### EXTRAIT DU DOCUMENT:

+++++

Les deux principales formations de la scène politique, l'Organisation révolutionnaire - Parti démocratique pour l'unité nationale (VMRO-DPMNE) et l'Union sociale-démocrate (SDSM), ont mis l'accent sur la situation économique. Toutes deux présentent des programmes d'inspiration libérale qui cherchent à attirer le maximum d'investissements étrangers.
L'Organisation révolutionnaire-Parti démocratique pour l'unité nationale, dirigée par Nikola Gruevski, se prononce en faveur d'une baisse importante des impôts ; le VMRO-DPMNE entend faire de la Macédoine l'Etat au plus faible taux d'imposition de toute l'Europe. Un projet qui, en cas de victoire de ce parti aux élections législatives du 5 juillet prochain, resterait néanmoins soumis à l'appréciation du Fonds monétaire international (FMI). La principale formation de l'opposition mène également campagne pour un renforcement de la lutte contre la corruption et promet de mettre tous les moyens en œuvre pour empêcher les départs à l'étranger des jeunes Macédoniens. «Les changements à venir bénéficieront à tous les citoyens macédoniens et pas seulement aux sympathisants de l'Organisation révolutionnaire-Parti démocratique pour l'unité nationale. La renaissance du pays débutera le 6 juillet prochain » a affirmé le leader du VMRO-DPMNE, Nikola Gruevski. Le parti a annoncé récemment qu'il allait fusionner avec quatre autres petites formations, nées de divisions ayant eu lieu au sein du VMRO-DPMNE au cours de ces dernières années. « La volonté de Nikola Gruevski de fusionner avec ces petites formations dérive de son besoin de représenter son parti comme le seul VMRO légitime » analyse Gjorgji Ivanov, professeur de sciences politiques à l'université de Skopje, faisant notamment allusion à la récente création de l'Organisation révolutionnaire-Parti du peuple (VMRO-NP) par celui-là même qui a fondé le VMRO-DPMNE, l'ancien Premier ministre (1998-2002) Ljubco Georgievski.

+++++

### OBJECTIF DE LA TÂCHE:
Recopiez intégralement et sans aucune modification l'extrait ci-dessus sur la campagne des législatives en Macédoine.

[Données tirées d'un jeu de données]
+++++

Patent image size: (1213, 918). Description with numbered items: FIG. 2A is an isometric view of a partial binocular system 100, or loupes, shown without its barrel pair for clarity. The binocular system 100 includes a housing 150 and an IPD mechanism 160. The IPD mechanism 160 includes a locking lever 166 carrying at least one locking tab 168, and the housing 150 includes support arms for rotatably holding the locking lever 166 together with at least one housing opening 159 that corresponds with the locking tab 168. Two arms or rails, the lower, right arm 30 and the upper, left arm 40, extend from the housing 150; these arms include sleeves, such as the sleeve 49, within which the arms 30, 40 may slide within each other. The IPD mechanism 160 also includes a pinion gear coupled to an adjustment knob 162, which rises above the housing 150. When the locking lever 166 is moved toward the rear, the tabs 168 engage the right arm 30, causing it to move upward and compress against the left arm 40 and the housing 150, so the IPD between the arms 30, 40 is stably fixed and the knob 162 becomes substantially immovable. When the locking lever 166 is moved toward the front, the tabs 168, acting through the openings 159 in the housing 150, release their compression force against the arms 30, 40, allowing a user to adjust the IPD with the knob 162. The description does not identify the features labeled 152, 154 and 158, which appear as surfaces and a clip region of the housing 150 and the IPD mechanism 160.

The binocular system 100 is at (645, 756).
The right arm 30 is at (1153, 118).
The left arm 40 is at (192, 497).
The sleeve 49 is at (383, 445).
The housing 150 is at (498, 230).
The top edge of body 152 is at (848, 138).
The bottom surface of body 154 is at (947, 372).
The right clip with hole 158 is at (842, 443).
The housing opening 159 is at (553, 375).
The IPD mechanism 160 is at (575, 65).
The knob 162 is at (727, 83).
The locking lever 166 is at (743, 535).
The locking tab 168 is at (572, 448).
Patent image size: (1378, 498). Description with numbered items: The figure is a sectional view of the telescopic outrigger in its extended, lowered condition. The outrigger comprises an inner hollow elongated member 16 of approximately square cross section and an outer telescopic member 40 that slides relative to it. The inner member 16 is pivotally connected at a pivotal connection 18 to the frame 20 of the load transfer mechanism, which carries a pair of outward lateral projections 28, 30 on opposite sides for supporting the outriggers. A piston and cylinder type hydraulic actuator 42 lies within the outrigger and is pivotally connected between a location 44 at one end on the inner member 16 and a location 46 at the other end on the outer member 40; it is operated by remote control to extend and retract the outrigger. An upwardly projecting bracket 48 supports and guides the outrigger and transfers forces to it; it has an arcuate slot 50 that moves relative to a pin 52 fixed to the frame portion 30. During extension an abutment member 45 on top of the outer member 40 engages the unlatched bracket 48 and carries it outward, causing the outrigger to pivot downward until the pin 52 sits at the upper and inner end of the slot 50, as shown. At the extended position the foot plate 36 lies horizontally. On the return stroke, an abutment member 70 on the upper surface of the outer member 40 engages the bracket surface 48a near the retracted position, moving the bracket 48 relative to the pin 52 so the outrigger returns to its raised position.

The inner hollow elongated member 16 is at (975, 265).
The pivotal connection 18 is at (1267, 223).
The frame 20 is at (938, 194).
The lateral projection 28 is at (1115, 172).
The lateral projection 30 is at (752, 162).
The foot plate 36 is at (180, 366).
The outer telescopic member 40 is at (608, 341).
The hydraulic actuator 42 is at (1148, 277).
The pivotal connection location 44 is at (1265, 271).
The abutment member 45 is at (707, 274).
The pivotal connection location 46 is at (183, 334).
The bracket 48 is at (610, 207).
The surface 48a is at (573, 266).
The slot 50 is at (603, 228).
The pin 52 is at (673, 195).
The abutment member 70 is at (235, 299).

+++++

### RÉPONSE ATTENDUE:
Les deux principales formations de la scène politique, l'Organisation révolutionnaire - Parti démocratique pour l'unité nationale (VMRO-DPMNE) et l'Union sociale-démocrate (SDSM), ont mis l'accent sur la situation économique. Toutes deux présentent des programmes d'inspiration libérale qui cherchent à attirer le maximum d'investissements étrangers.
L'Organisation révolutionnaire-Parti démocratique pour l'unité nationale, dirigée par Nikola Gruevski, se prononce en faveur d'une baisse importante des impôts ; le VMRO-DPMNE entend faire de la Macédoine l'Etat au plus faible taux d'imposition de toute l'Europe. Un projet qui, en cas de victoire de ce parti aux élections législatives du 5 juillet prochain, resterait néanmoins soumis à l'appréciation du Fonds monétaire international (FMI). La principale formation de l'opposition mène également campagne pour un renforcement de la lutte contre la corruption et promet de mettre tous les moyens en œuvre pour empêcher les départs à l'étranger des jeunes Macédoniens. «Les changements à venir bénéficieront à tous les citoyens macédoniens et pas seulement aux sympathisants de l'Organisation révolutionnaire-Parti démocratique pour l'unité nationale. La renaissance du pays débutera le 6 juillet prochain » a affirmé le leader du VMRO-DPMNE, Nikola Gruevski. Le parti a annoncé récemment qu'il allait fusionner avec quatre autres petites formations, nées de divisions ayant eu lieu au sein du VMRO-DPMNE au cours de ces dernières années. « La volonté de Nikola Gruevski de fusionner avec ces petites formations dérive de son besoin de représenter son parti comme le seul VMRO légitime » analyse Gjorgji Ivanov, professeur de sciences politiques à l'université de Skopje, faisant notamment allusion à la récente création de l'Organisation révolutionnaire-Parti du peuple (VMRO-NP) par celui-là même qui a fondé le VMRO-DPMNE, l'ancien Premier ministre (1998-2002) Ljubco Georgievski.